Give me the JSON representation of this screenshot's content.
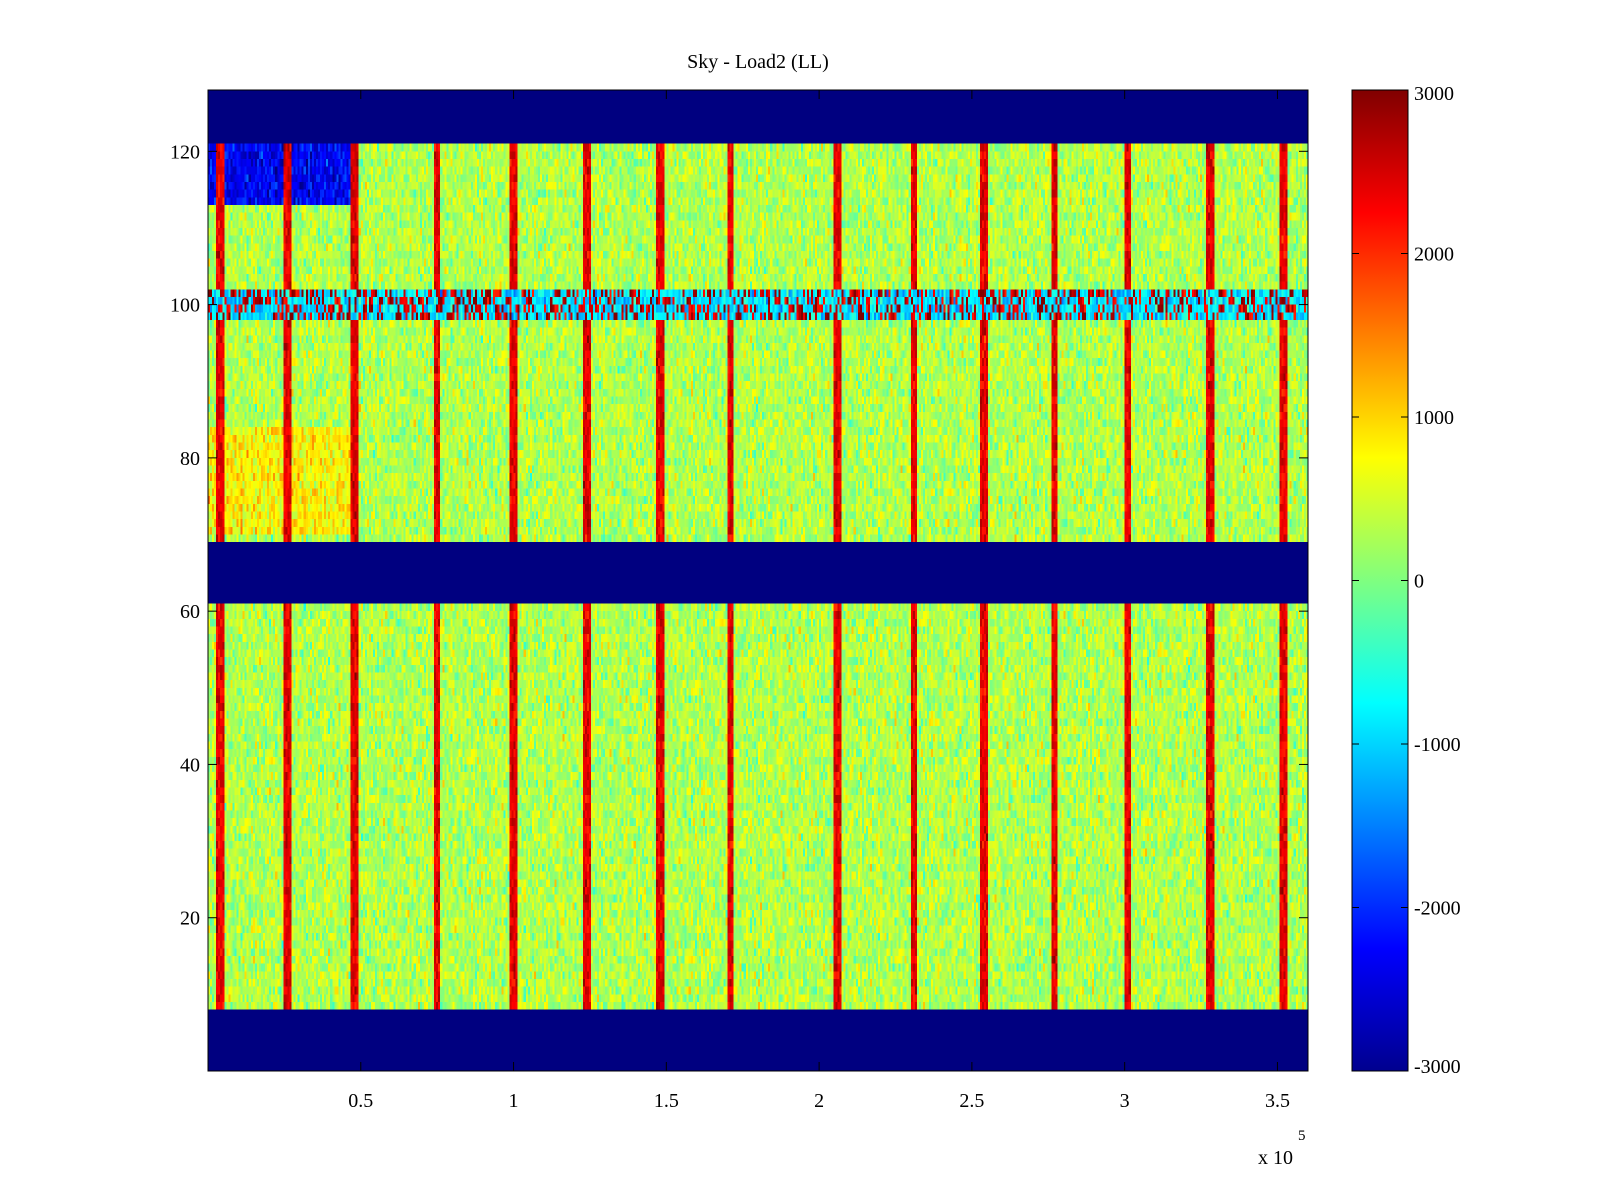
{
  "chart_data": {
    "type": "heatmap",
    "title": "Sky - Load2 (LL)",
    "xlabel": "",
    "ylabel": "",
    "x_exponent_label": "x 10",
    "x_exponent": "5",
    "xlim": [
      0,
      360000
    ],
    "ylim": [
      0,
      128
    ],
    "x_tick_values": [
      50000,
      100000,
      150000,
      200000,
      250000,
      300000,
      350000
    ],
    "x_tick_labels": [
      "0.5",
      "1",
      "1.5",
      "2",
      "2.5",
      "3",
      "3.5"
    ],
    "y_tick_values": [
      20,
      40,
      60,
      80,
      100,
      120
    ],
    "y_tick_labels": [
      "20",
      "40",
      "60",
      "80",
      "100",
      "120"
    ],
    "colormap": "jet",
    "clim": [
      -3000,
      3000
    ],
    "colorbar_tick_values": [
      3000,
      2000,
      1000,
      0,
      -1000,
      -2000,
      -3000
    ],
    "colorbar_tick_labels": [
      "3000",
      "2000",
      "1000",
      "0",
      "-1000",
      "-2000",
      "-3000"
    ],
    "colorbar_position": "right",
    "grid": false,
    "empty_row_bands": [
      [
        0,
        7.5
      ],
      [
        61.5,
        68.5
      ],
      [
        121.5,
        128
      ]
    ],
    "stripe_x_positions": [
      4000,
      26000,
      48000,
      75000,
      100000,
      124000,
      148000,
      171000,
      206000,
      231000,
      254000,
      277000,
      301000,
      328000,
      352000
    ],
    "high_row_band": [
      98.5,
      101.5
    ],
    "low_corner_region": {
      "x": [
        0,
        48000
      ],
      "y": [
        113,
        121.5
      ]
    },
    "base_value": 300
  }
}
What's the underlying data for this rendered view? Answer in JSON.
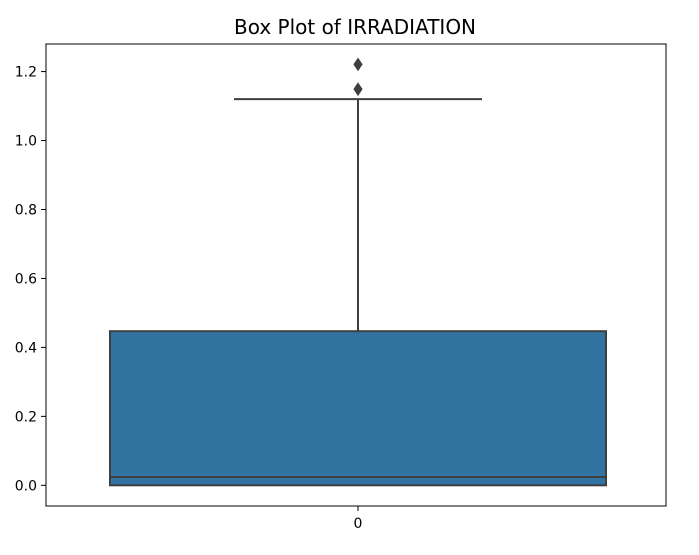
{
  "chart_data": {
    "type": "box",
    "title": "Box Plot of IRRADIATION",
    "xlabel": "",
    "ylabel": "",
    "categories": [
      "0"
    ],
    "ylim": [
      -0.06,
      1.28
    ],
    "yticks": [
      0.0,
      0.2,
      0.4,
      0.6,
      0.8,
      1.0,
      1.2
    ],
    "ytick_labels": [
      "0.0",
      "0.2",
      "0.4",
      "0.6",
      "0.8",
      "1.0",
      "1.2"
    ],
    "grid": false,
    "box": {
      "category": "0",
      "min": 0.0,
      "q1": 0.0,
      "median": 0.024,
      "q3": 0.447,
      "whisker_low": 0.0,
      "whisker_high": 1.12,
      "outliers": [
        1.149,
        1.221
      ],
      "color": "#3274a1",
      "edge_color": "#3f3f3f"
    }
  }
}
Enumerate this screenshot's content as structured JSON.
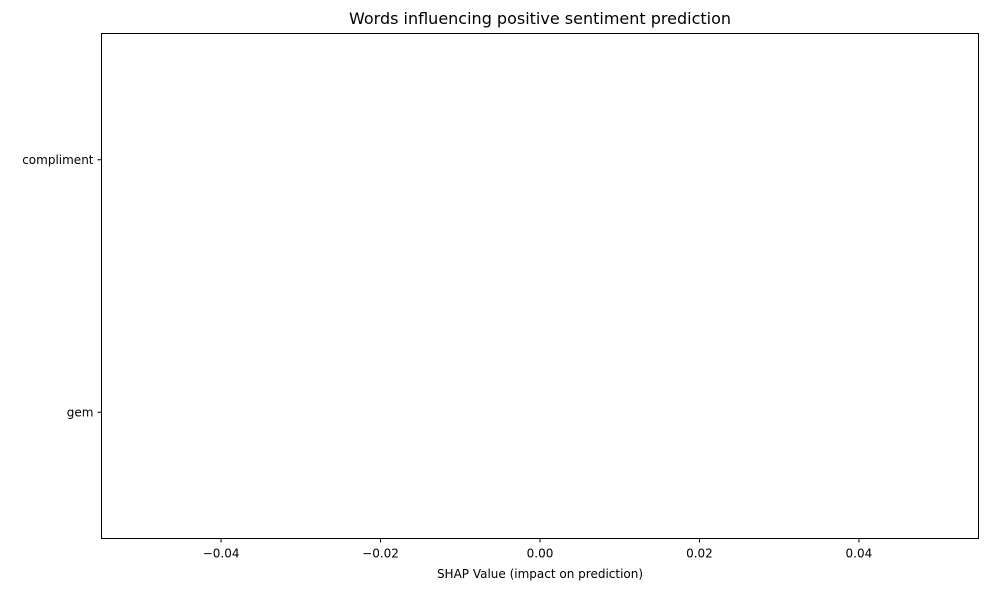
{
  "chart_data": {
    "type": "bar",
    "orientation": "horizontal",
    "title": "Words influencing positive sentiment prediction",
    "xlabel": "SHAP Value (impact on prediction)",
    "ylabel": "",
    "categories": [
      "compliment",
      "gem"
    ],
    "values": [
      0,
      0
    ],
    "xlim": [
      -0.055,
      0.055
    ],
    "ylim": [
      -0.5,
      1.5
    ],
    "xticks": [
      -0.04,
      -0.02,
      0.0,
      0.02,
      0.04
    ],
    "xtick_labels": [
      "−0.04",
      "−0.02",
      "0.00",
      "0.02",
      "0.04"
    ],
    "grid": false,
    "legend": "none"
  }
}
____________
■ Directive
Make an exact copy of the data, leaving its pictures out.

■ Full response
Give me the JSON representation of this screenshot's content.
{
  "chart_data": {
    "type": "heatmap",
    "title": "Sky - Load2 (LL)",
    "xlabel": "",
    "ylabel": "",
    "x_exponent_label": "x 10",
    "x_exponent": "5",
    "xlim": [
      0,
      360000
    ],
    "ylim": [
      0,
      128
    ],
    "x_tick_values": [
      50000,
      100000,
      150000,
      200000,
      250000,
      300000,
      350000
    ],
    "x_tick_labels": [
      "0.5",
      "1",
      "1.5",
      "2",
      "2.5",
      "3",
      "3.5"
    ],
    "y_tick_values": [
      20,
      40,
      60,
      80,
      100,
      120
    ],
    "y_tick_labels": [
      "20",
      "40",
      "60",
      "80",
      "100",
      "120"
    ],
    "colormap": "jet",
    "clim": [
      -3000,
      3000
    ],
    "colorbar_tick_values": [
      3000,
      2000,
      1000,
      0,
      -1000,
      -2000,
      -3000
    ],
    "colorbar_tick_labels": [
      "3000",
      "2000",
      "1000",
      "0",
      "-1000",
      "-2000",
      "-3000"
    ],
    "colorbar_position": "right",
    "grid": false,
    "empty_row_bands": [
      [
        0,
        7.5
      ],
      [
        61.5,
        68.5
      ],
      [
        121.5,
        128
      ]
    ],
    "stripe_x_positions": [
      4000,
      26000,
      48000,
      75000,
      100000,
      124000,
      148000,
      171000,
      206000,
      231000,
      254000,
      277000,
      301000,
      328000,
      352000
    ],
    "high_row_band": [
      98.5,
      101.5
    ],
    "low_corner_region": {
      "x": [
        0,
        48000
      ],
      "y": [
        113,
        121.5
      ]
    },
    "base_value": 300
  }
}
What's the underlying data for this rendered view? Answer in JSON.
{
  "chart_data": {
    "type": "box",
    "title": "Box Plot of IRRADIATION",
    "xlabel": "",
    "ylabel": "",
    "categories": [
      "0"
    ],
    "ylim": [
      -0.06,
      1.28
    ],
    "yticks": [
      0.0,
      0.2,
      0.4,
      0.6,
      0.8,
      1.0,
      1.2
    ],
    "ytick_labels": [
      "0.0",
      "0.2",
      "0.4",
      "0.6",
      "0.8",
      "1.0",
      "1.2"
    ],
    "grid": false,
    "box": {
      "category": "0",
      "min": 0.0,
      "q1": 0.0,
      "median": 0.024,
      "q3": 0.447,
      "whisker_low": 0.0,
      "whisker_high": 1.12,
      "outliers": [
        1.149,
        1.221
      ],
      "color": "#3274a1",
      "edge_color": "#3f3f3f"
    }
  }
}
Enumerate this screenshot's content as structured JSON.
{
  "chart_data": {
    "type": "bar",
    "orientation": "horizontal",
    "title": "Words influencing positive sentiment prediction",
    "xlabel": "SHAP Value (impact on prediction)",
    "ylabel": "",
    "categories": [
      "compliment",
      "gem"
    ],
    "values": [
      0,
      0
    ],
    "xlim": [
      -0.055,
      0.055
    ],
    "ylim": [
      -0.5,
      1.5
    ],
    "xticks": [
      -0.04,
      -0.02,
      0.0,
      0.02,
      0.04
    ],
    "xtick_labels": [
      "−0.04",
      "−0.02",
      "0.00",
      "0.02",
      "0.04"
    ],
    "grid": false,
    "legend": "none"
  }
}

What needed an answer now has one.